### ИСХОДНЫЙ ТЕКСТ
((
Человек и природа в первом стихотворении соотносятся по сходству, во втором – по контрасту. Доминирующее чувство первого стихотворения – сила и энергия, второго – расслабленность и меланхолия.
«Но это сердце перестанет биться…» – предчувствовал поэт еще в юности.
В мире идиллии тоже умирают. Как и всякого большого поэта, Фета занимает тема смерти. Страху небытия он противопоставляет не религиозную веру, а человеческую волю и чувство жизни.
Я в жизни обмирал и чувство это знаю,
Где мукам всем конец и сладок томный хмель;
Вот почему я вас без страха ожидаю,
Ночь безрассветная и вечная постель!
Пусть головы моей рука твоя коснется
И ты сотрешь меня из списка бытия,
Но пред моим судом, покуда сердце бьется,
Мы силы равные, и торжествую я.
Еще ты каждый миг моей покорна воле,
Ты тень у ног моих, безличный призрак ты;
Покуда я дышу – ты мысль моя, не более,
Игрушка шаткая тоскующей мечты.
( «Смерти», 1884 )
Идя к неизбежному, поэт может и хочет предъявить на высший суд единственную веру – в искусство, в слово.
Сердце трепещет отрадно и больно,
Подняты очи и руки воздеты.
Здесь на коленях я снова невольно,
Как и бывало, пред вами, поэты.
В ваших чертогах мой дух окрылился,
Правду проводит он с высей творенья;
Этот листок, что иссох и свалился,
Золотом вечным горит в песнопеньи.
( «Поэтам», 5 июня 1890 )
Землю и небо, прошлое и будущее замыкает в мгновенный, трепетный контур зыбкая материя стиха. Поэт заменяет Творца, возводя все преходящее в ранг вечности.
Прошло совсем немного времени, и реальная культурная основа фетовского мира рухнула. Вырубили вишневый сад, выветрился из усадеб запах антоновских яблок, сгинули и сами усадьбы, соловьиный сад превратился в «игрушку шаткую тоскующей мечты» где-то на берегу далекого южного моря.
))
### ЗАДАНИЕ 1
Что Фет противопоставляет страху небытия, согласно тексту о его поэзии?
### ЗАДАНИЕ 2
Верните из текста о поэзии Фета фрагмент от слов «Пусть головы моей» до слов «пред вами, поэты.» включительно, ничего в нем не меняя.
### ЗАДАНИЕ 3
Допишите текст о поэзии Фета, начав сразу после его последнего предложения.
Записи для работы не понадобятся.

Строки с данными:
((
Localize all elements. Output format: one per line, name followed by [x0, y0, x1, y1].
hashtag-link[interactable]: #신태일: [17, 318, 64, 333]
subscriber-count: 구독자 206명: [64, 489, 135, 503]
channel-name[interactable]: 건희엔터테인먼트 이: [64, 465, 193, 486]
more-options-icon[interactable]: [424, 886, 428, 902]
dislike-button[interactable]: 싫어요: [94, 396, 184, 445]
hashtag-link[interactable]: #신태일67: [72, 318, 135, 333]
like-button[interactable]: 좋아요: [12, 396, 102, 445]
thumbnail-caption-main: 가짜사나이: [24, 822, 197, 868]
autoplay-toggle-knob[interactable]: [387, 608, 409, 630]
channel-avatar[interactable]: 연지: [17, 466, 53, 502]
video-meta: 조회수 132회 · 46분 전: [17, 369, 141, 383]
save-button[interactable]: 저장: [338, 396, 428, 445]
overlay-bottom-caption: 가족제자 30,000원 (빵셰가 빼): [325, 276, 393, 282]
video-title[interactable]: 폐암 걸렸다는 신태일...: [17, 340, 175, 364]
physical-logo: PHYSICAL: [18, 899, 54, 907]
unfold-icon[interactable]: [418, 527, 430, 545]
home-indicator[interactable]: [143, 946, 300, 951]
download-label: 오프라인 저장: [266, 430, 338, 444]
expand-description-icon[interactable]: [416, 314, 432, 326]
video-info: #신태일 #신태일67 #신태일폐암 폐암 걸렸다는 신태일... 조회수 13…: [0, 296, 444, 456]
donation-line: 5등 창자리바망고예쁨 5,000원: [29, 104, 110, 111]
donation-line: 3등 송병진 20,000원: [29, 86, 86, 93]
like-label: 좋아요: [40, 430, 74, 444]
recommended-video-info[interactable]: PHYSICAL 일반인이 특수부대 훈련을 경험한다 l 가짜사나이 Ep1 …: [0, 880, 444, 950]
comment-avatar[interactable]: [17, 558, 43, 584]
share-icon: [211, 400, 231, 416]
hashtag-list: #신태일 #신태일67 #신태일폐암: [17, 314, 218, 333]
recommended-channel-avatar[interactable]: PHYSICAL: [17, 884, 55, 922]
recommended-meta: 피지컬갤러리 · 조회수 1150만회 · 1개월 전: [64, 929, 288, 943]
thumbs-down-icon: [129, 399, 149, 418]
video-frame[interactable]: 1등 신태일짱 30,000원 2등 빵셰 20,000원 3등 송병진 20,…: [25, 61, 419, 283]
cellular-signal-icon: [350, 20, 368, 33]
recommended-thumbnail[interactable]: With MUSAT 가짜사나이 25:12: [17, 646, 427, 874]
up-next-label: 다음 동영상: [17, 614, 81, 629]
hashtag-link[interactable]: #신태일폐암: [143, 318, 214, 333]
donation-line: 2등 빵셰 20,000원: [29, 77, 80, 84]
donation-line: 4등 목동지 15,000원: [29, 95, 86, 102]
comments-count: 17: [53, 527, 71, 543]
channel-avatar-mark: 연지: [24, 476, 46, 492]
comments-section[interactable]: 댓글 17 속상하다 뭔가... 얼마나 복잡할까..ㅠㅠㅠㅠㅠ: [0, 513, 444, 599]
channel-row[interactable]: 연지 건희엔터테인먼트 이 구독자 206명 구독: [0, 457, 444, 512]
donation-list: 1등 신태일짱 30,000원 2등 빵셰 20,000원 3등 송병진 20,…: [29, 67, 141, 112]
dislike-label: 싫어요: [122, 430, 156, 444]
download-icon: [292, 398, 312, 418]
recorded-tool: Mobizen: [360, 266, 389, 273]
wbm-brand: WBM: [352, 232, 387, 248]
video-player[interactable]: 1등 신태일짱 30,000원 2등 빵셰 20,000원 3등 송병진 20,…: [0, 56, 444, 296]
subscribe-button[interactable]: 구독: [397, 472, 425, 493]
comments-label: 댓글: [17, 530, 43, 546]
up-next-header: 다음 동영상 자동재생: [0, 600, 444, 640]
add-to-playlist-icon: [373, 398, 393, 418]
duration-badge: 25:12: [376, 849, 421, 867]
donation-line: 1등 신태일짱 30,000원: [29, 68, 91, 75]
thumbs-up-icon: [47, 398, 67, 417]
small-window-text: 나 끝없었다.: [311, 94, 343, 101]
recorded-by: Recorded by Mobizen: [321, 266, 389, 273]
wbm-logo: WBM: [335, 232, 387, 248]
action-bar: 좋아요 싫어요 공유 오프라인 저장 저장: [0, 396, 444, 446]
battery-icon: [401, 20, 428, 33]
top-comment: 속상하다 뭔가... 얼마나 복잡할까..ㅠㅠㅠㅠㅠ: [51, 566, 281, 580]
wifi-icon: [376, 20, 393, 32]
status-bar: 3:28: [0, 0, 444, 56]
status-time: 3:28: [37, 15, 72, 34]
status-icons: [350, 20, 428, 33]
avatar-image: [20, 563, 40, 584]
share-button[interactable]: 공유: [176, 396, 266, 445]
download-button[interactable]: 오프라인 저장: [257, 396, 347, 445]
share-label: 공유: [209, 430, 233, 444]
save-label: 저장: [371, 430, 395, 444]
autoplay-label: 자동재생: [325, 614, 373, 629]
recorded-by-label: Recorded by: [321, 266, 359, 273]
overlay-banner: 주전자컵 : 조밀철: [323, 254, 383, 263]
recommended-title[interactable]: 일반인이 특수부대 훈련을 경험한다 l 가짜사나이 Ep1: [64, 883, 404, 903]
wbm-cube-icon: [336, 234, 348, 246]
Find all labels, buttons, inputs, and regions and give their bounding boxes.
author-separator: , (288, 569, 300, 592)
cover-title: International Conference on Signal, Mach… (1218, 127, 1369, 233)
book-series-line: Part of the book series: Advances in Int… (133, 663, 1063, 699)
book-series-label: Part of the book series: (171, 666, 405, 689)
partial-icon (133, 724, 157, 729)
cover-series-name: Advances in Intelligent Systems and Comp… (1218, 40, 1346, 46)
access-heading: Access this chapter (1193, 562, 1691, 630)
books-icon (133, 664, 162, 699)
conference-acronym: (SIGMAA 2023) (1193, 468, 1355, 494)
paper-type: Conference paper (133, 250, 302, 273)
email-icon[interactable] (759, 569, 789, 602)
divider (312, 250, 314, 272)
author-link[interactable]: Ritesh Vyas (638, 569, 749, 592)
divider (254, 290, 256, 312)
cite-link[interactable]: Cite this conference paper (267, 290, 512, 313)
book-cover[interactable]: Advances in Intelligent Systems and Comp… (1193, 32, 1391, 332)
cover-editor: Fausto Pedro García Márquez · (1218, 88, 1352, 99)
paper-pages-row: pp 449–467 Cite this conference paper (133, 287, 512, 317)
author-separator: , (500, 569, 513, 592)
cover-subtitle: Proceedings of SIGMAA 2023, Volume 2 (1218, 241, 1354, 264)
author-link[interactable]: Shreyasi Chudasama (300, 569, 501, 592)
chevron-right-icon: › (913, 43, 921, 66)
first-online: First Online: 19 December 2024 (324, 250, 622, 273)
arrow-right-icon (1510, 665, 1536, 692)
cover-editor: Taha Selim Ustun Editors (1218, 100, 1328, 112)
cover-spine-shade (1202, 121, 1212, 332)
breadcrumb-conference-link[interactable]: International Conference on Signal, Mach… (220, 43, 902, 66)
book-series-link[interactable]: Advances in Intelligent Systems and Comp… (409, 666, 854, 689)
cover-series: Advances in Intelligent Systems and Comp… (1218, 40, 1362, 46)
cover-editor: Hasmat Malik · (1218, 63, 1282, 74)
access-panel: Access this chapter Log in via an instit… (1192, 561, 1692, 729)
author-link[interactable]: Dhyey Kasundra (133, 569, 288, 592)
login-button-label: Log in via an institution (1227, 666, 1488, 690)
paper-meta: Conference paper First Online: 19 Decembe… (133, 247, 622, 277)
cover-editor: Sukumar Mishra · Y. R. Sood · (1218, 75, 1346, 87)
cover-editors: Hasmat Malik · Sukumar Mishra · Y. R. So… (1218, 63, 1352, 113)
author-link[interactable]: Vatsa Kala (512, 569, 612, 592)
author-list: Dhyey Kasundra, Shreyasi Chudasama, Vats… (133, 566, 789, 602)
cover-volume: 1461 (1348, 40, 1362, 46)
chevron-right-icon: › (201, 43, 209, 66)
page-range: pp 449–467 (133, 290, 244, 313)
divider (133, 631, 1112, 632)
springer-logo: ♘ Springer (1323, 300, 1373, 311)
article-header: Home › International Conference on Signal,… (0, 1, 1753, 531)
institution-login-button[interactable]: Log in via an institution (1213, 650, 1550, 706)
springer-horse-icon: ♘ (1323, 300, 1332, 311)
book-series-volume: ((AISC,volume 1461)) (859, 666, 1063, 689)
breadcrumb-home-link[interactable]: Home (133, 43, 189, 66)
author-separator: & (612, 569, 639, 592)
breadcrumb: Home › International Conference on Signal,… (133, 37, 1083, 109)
))
### ОЖИДАЕМЫЙ ОТВЕТ 1
Не религиозную веру, а человеческую волю и чувство жизни.

### ОЖИДАЕМЫЙ ОТВЕТ 2
Пусть головы моей рука твоя коснется
И ты сотрешь меня из списка бытия,
Но пред моим судом, покуда сердце бьется,
Мы силы равные, и торжествую я.
Еще ты каждый миг моей покорна воле,
Ты тень у ног моих, безличный призрак ты;
Покуда я дышу – ты мысль моя, не более,
Игрушка шаткая тоскующей мечты.
( «Смерти», 1884 )
Идя к неизбежному, поэт может и хочет предъявить на высший суд единственную веру – в искусство, в слово.
Сердце трепещет отрадно и больно,
Подняты очи и руки воздеты.
Здесь на коленях я снова невольно,
Как и бывало, пред вами, поэты.

### ОЖИДАЕМЫЙ ОТВЕТ 3
В начале 1926 года измученный тяжелой жизнью литератор («Эта среда была для меня днем катастроф. Все беды обрушились на меня сразу») возвращается домой с судебного процесса каких-то растратчиков и записывает в дневнике: «Неужели никто им ни разу не сказал, что, например, читать Фета – это слаще всякого вина? Недавно у меня был Добычин (писатель Л. Добычин. – И. С.), и я стал читать Фета одно стихотворение за другим, и все не мог остановиться, выбирал свои любимые, и испытывал такое блаженство, что, казалось, сердце не выдержит – но не мог представить себе, что где-то есть люди, для которых это мертво и ненужно. Оказывается, мы только в юбилейных статьях говорим, что поэзия Фета это „одно из высших достижений русской лирики“, а что эта лирика – есть счастье, которое может доверху наполнить всего человека, этого почти никто не знает…» (К. И. Чуковский).
Кажется, если сегодня приехать на развалины фетовских имений и поднять к небу глаза, там увидишь уже другие звезды.
Фетовская идиллия стала утопией. Местом, которого нет. Но исчезнувший мир навсегда остался в стихах.
Этот листок, что иссох и свалился,
Золотом вечным горит в песнопеньи.
Иван Александрович ГОНЧАРОВ (1812–1891)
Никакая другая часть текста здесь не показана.